▶ [Given instruction]
All of the entries need to be written out again, exactly as they are.

▶ [Dataset rows]

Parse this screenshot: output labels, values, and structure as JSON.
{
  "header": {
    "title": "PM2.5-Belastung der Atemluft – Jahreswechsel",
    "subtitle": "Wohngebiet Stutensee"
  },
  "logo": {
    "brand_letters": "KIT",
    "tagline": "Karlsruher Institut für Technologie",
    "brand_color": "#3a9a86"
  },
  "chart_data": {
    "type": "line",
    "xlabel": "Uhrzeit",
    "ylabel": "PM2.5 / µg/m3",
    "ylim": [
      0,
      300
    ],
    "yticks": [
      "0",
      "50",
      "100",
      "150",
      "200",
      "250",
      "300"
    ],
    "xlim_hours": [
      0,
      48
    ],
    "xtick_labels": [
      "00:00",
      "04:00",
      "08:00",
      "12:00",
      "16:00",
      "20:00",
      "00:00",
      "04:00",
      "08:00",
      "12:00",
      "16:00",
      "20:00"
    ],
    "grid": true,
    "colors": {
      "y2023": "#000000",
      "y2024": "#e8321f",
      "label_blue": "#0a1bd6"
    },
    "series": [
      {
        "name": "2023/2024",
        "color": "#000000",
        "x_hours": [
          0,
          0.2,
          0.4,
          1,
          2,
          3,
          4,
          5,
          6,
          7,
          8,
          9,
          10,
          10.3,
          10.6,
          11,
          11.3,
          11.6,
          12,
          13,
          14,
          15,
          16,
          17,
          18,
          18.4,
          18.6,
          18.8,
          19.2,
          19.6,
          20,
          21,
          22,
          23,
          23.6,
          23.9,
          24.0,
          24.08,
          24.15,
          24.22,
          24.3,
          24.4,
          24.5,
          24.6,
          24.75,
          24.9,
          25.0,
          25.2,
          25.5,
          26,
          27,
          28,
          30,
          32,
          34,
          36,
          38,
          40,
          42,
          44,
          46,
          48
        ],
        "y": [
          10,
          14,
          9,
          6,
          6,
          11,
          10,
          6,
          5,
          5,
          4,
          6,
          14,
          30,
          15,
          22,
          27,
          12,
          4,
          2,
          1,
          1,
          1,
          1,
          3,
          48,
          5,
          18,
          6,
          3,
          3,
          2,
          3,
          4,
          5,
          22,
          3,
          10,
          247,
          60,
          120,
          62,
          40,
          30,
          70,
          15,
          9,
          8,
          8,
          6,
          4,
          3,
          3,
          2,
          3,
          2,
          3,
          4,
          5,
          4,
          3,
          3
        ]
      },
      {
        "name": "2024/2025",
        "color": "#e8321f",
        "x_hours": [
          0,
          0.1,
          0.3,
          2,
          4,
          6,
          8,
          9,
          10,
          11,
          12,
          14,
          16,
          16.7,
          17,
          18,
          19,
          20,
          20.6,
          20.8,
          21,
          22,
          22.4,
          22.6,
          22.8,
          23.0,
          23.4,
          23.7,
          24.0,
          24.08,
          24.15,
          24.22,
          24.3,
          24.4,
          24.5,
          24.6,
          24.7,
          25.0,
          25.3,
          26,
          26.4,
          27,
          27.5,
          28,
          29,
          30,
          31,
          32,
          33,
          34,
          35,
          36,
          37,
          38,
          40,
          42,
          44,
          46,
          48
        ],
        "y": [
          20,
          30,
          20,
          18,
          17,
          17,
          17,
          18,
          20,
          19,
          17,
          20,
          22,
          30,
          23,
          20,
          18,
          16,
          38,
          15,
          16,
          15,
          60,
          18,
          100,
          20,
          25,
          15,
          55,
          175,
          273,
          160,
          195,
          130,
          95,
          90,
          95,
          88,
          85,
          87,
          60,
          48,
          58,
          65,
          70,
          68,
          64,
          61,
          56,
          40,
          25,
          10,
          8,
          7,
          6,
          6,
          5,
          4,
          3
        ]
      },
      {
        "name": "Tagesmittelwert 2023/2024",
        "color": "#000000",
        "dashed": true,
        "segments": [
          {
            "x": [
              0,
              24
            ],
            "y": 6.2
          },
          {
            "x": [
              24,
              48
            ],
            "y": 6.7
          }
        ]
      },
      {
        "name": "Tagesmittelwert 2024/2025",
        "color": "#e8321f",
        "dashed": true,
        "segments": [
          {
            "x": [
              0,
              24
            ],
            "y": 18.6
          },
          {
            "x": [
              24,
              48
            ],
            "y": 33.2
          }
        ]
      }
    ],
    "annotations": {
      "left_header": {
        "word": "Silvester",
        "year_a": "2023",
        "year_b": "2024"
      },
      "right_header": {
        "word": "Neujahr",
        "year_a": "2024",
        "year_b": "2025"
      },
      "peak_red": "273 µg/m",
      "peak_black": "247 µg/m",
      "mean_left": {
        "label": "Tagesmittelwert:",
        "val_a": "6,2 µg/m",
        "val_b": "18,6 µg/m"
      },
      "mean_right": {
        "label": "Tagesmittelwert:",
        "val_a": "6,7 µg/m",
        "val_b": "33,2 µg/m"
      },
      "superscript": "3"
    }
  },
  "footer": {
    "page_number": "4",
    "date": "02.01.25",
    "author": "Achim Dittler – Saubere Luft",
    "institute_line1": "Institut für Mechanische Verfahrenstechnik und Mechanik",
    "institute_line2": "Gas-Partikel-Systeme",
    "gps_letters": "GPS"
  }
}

▶ [Written solution]
Parse this screenshot: output labels, values, and structure as JSON.
{
  "header": {
    "title": "PM2.5-Belastung der Atemluft – Jahreswechsel",
    "subtitle": "Wohngebiet Stutensee"
  },
  "logo": {
    "brand_letters": "KIT",
    "tagline": "Karlsruher Institut für Technologie",
    "brand_color": "#3a9a86"
  },
  "chart_data": {
    "type": "line",
    "xlabel": "Uhrzeit",
    "ylabel": "PM2.5 / µg/m3",
    "ylim": [
      0,
      300
    ],
    "yticks": [
      "0",
      "50",
      "100",
      "150",
      "200",
      "250",
      "300"
    ],
    "xlim_hours": [
      0,
      48
    ],
    "xtick_labels": [
      "00:00",
      "04:00",
      "08:00",
      "12:00",
      "16:00",
      "20:00",
      "00:00",
      "04:00",
      "08:00",
      "12:00",
      "16:00",
      "20:00"
    ],
    "grid": true,
    "colors": {
      "y2023": "#000000",
      "y2024": "#e8321f",
      "label_blue": "#0a1bd6"
    },
    "series": [
      {
        "name": "2023/2024",
        "color": "#000000",
        "x_hours": [
          0,
          0.2,
          0.4,
          1,
          2,
          3,
          4,
          5,
          6,
          7,
          8,
          9,
          10,
          10.3,
          10.6,
          11,
          11.3,
          11.6,
          12,
          13,
          14,
          15,
          16,
          17,
          18,
          18.4,
          18.6,
          18.8,
          19.2,
          19.6,
          20,
          21,
          22,
          23,
          23.6,
          23.9,
          24.0,
          24.08,
          24.15,
          24.22,
          24.3,
          24.4,
          24.5,
          24.6,
          24.75,
          24.9,
          25.0,
          25.2,
          25.5,
          26,
          27,
          28,
          30,
          32,
          34,
          36,
          38,
          40,
          42,
          44,
          46,
          48
        ],
        "y": [
          10,
          14,
          9,
          6,
          6,
          11,
          10,
          6,
          5,
          5,
          4,
          6,
          14,
          30,
          15,
          22,
          27,
          12,
          4,
          2,
          1,
          1,
          1,
          1,
          3,
          48,
          5,
          18,
          6,
          3,
          3,
          2,
          3,
          4,
          5,
          22,
          3,
          10,
          247,
          60,
          120,
          62,
          40,
          30,
          70,
          15,
          9,
          8,
          8,
          6,
          4,
          3,
          3,
          2,
          3,
          2,
          3,
          4,
          5,
          4,
          3,
          3
        ]
      },
      {
        "name": "2024/2025",
        "color": "#e8321f",
        "x_hours": [
          0,
          0.1,
          0.3,
          2,
          4,
          6,
          8,
          9,
          10,
          11,
          12,
          14,
          16,
          16.7,
          17,
          18,
          19,
          20,
          20.6,
          20.8,
          21,
          22,
          22.4,
          22.6,
          22.8,
          23.0,
          23.4,
          23.7,
          24.0,
          24.08,
          24.15,
          24.22,
          24.3,
          24.4,
          24.5,
          24.6,
          24.7,
          25.0,
          25.3,
          26,
          26.4,
          27,
          27.5,
          28,
          29,
          30,
          31,
          32,
          33,
          34,
          35,
          36,
          37,
          38,
          40,
          42,
          44,
          46,
          48
        ],
        "y": [
          20,
          30,
          20,
          18,
          17,
          17,
          17,
          18,
          20,
          19,
          17,
          20,
          22,
          30,
          23,
          20,
          18,
          16,
          38,
          15,
          16,
          15,
          60,
          18,
          100,
          20,
          25,
          15,
          55,
          175,
          273,
          160,
          195,
          130,
          95,
          90,
          95,
          88,
          85,
          87,
          60,
          48,
          58,
          65,
          70,
          68,
          64,
          61,
          56,
          40,
          25,
          10,
          8,
          7,
          6,
          6,
          5,
          4,
          3
        ]
      },
      {
        "name": "Tagesmittelwert 2023/2024",
        "color": "#000000",
        "dashed": true,
        "segments": [
          {
            "x": [
              0,
              24
            ],
            "y": 6.2
          },
          {
            "x": [
              24,
              48
            ],
            "y": 6.7
          }
        ]
      },
      {
        "name": "Tagesmittelwert 2024/2025",
        "color": "#e8321f",
        "dashed": true,
        "segments": [
          {
            "x": [
              0,
              24
            ],
            "y": 18.6
          },
          {
            "x": [
              24,
              48
            ],
            "y": 33.2
          }
        ]
      }
    ],
    "annotations": {
      "left_header": {
        "word": "Silvester",
        "year_a": "2023",
        "year_b": "2024"
      },
      "right_header": {
        "word": "Neujahr",
        "year_a": "2024",
        "year_b": "2025"
      },
      "peak_red": "273 µg/m",
      "peak_black": "247 µg/m",
      "mean_left": {
        "label": "Tagesmittelwert:",
        "val_a": "6,2 µg/m",
        "val_b": "18,6 µg/m"
      },
      "mean_right": {
        "label": "Tagesmittelwert:",
        "val_a": "6,7 µg/m",
        "val_b": "33,2 µg/m"
      },
      "superscript": "3"
    }
  },
  "footer": {
    "page_number": "4",
    "date": "02.01.25",
    "author": "Achim Dittler – Saubere Luft",
    "institute_line1": "Institut für Mechanische Verfahrenstechnik und Mechanik",
    "institute_line2": "Gas-Partikel-Systeme",
    "gps_letters": "GPS"
  }
}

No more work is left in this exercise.